[Figure record listings]
--*--

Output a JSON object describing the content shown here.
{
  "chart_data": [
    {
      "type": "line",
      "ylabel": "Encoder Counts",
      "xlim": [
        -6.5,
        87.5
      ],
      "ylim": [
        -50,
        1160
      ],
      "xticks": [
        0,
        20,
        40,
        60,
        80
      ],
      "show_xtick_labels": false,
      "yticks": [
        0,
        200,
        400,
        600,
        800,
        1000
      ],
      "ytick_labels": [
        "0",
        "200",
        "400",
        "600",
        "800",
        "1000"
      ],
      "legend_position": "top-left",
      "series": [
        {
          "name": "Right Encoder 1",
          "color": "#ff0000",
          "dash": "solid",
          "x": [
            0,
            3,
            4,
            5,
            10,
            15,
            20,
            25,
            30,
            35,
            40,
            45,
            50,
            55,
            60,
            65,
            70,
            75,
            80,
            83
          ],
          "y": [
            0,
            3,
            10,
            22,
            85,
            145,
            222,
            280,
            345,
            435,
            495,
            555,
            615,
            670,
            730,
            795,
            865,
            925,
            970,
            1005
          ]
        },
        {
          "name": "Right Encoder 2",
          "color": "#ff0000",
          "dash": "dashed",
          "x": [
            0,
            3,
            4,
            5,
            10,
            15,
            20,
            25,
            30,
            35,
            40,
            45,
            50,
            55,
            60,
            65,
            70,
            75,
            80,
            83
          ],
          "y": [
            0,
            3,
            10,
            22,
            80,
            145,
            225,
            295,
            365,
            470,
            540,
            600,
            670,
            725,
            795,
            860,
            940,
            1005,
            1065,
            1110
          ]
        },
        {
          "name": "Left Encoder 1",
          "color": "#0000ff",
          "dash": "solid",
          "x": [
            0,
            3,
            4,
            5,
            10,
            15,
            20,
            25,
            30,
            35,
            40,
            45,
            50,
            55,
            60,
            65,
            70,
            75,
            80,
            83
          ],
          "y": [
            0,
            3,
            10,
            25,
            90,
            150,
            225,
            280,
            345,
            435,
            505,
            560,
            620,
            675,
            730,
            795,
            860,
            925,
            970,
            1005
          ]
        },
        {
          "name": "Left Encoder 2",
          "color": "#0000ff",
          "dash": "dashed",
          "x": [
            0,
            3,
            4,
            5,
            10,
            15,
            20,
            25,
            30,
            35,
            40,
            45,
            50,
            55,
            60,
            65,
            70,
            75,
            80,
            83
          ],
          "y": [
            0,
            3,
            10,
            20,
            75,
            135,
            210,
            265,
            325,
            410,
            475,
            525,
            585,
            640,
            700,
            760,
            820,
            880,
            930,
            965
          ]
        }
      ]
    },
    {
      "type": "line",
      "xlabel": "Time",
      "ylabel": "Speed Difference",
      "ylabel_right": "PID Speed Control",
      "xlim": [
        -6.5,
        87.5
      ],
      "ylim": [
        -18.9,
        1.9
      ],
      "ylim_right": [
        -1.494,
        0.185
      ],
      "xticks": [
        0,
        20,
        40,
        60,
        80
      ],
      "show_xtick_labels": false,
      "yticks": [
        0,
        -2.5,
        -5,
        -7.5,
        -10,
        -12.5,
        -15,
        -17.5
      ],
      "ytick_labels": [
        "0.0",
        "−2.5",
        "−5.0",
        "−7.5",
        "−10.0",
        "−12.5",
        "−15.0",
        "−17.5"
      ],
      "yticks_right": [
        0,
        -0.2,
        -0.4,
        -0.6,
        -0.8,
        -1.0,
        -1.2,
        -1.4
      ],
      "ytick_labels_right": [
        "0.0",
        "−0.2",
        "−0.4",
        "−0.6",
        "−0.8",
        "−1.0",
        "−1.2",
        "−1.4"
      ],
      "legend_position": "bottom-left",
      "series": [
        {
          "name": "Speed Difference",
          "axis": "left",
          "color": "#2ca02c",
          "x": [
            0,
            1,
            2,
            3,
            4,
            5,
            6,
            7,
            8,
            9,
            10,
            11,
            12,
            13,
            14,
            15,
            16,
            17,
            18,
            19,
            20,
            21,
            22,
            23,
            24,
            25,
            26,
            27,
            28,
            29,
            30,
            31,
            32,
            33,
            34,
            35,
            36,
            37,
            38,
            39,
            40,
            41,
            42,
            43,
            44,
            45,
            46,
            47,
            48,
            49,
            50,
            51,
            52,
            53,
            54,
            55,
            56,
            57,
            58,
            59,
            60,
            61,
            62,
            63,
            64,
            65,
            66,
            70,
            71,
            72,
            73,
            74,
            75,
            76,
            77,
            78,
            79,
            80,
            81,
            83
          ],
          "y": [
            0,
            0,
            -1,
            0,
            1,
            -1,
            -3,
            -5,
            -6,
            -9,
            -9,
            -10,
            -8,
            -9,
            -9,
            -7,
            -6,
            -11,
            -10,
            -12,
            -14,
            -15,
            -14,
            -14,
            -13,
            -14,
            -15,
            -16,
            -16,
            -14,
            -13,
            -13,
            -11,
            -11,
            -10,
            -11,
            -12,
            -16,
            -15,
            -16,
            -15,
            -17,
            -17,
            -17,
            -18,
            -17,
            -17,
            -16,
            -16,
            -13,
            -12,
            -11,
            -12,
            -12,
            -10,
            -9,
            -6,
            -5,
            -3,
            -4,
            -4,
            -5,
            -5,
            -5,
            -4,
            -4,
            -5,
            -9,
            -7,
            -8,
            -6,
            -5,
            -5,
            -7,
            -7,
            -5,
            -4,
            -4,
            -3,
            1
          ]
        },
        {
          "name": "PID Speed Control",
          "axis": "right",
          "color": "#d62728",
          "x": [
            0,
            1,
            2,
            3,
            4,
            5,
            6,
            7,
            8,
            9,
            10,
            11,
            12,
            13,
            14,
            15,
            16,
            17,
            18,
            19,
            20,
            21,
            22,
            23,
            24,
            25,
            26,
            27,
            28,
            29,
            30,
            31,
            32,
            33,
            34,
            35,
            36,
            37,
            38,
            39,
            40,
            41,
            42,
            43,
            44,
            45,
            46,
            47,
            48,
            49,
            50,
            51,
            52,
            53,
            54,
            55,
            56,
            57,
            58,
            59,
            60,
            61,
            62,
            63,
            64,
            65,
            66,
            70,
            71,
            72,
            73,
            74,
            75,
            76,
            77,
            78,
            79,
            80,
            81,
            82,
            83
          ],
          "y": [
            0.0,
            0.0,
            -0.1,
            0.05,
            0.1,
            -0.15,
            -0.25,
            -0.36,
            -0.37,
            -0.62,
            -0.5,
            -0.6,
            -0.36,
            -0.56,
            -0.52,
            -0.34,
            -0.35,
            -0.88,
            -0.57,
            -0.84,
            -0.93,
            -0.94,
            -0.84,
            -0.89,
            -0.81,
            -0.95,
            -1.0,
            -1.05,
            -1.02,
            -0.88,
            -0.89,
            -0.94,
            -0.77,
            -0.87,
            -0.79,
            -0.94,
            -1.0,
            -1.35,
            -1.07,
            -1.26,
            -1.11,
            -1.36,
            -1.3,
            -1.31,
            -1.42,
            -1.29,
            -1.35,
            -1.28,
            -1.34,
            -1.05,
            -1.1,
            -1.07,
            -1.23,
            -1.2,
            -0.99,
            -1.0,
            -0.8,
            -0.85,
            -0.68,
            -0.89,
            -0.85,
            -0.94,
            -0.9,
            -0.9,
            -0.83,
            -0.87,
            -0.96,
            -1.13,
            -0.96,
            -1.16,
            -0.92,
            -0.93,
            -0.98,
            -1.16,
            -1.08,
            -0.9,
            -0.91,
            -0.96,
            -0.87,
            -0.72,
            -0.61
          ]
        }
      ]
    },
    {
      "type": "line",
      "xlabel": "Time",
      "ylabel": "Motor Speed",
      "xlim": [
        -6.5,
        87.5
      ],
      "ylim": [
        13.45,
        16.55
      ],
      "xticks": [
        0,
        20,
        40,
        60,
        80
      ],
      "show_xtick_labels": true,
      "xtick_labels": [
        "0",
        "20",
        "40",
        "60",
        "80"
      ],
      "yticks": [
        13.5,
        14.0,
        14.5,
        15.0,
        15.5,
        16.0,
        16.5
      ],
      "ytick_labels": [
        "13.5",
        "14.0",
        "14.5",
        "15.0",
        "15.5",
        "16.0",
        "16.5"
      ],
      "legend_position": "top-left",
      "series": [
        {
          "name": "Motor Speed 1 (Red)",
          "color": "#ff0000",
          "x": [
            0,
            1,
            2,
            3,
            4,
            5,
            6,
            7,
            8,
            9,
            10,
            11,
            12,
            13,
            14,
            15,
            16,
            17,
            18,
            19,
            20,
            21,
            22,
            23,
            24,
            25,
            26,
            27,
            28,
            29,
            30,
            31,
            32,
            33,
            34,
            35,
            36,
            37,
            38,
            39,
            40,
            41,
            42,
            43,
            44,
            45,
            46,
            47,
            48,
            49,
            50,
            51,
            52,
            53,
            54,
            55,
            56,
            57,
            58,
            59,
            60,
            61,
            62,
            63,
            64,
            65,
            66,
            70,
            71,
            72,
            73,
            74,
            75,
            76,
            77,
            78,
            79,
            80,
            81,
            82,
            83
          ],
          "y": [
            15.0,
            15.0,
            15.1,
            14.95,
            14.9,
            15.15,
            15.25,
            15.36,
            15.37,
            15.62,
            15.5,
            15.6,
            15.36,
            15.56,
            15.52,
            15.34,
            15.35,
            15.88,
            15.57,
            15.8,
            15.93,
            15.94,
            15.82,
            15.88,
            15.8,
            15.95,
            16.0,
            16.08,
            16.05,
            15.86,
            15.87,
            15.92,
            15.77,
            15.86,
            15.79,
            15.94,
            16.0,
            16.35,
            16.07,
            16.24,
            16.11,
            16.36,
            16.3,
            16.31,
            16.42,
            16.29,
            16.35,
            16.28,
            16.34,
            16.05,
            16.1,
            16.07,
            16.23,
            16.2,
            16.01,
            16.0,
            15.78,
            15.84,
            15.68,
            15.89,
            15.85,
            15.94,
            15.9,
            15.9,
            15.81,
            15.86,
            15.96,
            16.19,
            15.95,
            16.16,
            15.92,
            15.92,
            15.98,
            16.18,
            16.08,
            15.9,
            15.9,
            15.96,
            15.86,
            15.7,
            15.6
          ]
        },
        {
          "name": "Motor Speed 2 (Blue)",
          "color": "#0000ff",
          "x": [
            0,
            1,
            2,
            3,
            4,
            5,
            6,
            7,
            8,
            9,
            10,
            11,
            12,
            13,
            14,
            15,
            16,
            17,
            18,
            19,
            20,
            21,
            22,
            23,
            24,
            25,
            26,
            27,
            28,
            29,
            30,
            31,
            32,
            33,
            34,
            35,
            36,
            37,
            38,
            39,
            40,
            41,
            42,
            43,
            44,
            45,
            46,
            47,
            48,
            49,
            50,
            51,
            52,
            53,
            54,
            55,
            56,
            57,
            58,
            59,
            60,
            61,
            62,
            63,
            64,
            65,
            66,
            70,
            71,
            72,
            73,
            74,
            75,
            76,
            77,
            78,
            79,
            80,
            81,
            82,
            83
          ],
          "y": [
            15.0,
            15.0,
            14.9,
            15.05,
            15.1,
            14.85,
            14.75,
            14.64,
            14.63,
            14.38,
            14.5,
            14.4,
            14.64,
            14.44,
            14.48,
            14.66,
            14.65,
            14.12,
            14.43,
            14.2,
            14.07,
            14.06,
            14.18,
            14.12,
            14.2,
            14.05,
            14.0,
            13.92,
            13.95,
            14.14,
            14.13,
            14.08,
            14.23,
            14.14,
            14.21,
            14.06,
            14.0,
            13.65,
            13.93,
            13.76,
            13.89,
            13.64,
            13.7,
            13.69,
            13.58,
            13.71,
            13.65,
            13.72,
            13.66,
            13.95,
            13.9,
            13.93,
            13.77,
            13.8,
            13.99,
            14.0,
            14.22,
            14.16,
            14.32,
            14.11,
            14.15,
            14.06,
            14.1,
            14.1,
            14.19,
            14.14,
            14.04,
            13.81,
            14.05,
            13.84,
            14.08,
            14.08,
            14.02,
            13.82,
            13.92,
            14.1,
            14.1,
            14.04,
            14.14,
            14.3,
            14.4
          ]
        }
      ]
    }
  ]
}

--*--

TASK REQUIREMENTS
From the listing above, return each line with the word "name".

CORRECT OUTPUT
          "name": "Right Encoder 1",
          "name": "Right Encoder 2",
          "name": "Left Encoder 1",
          "name": "Left Encoder 2",
          "name": "Speed Difference",
          "name": "PID Speed Control",
          "name": "Motor Speed 1 (Red)",
          "name": "Motor Speed 2 (Blue)",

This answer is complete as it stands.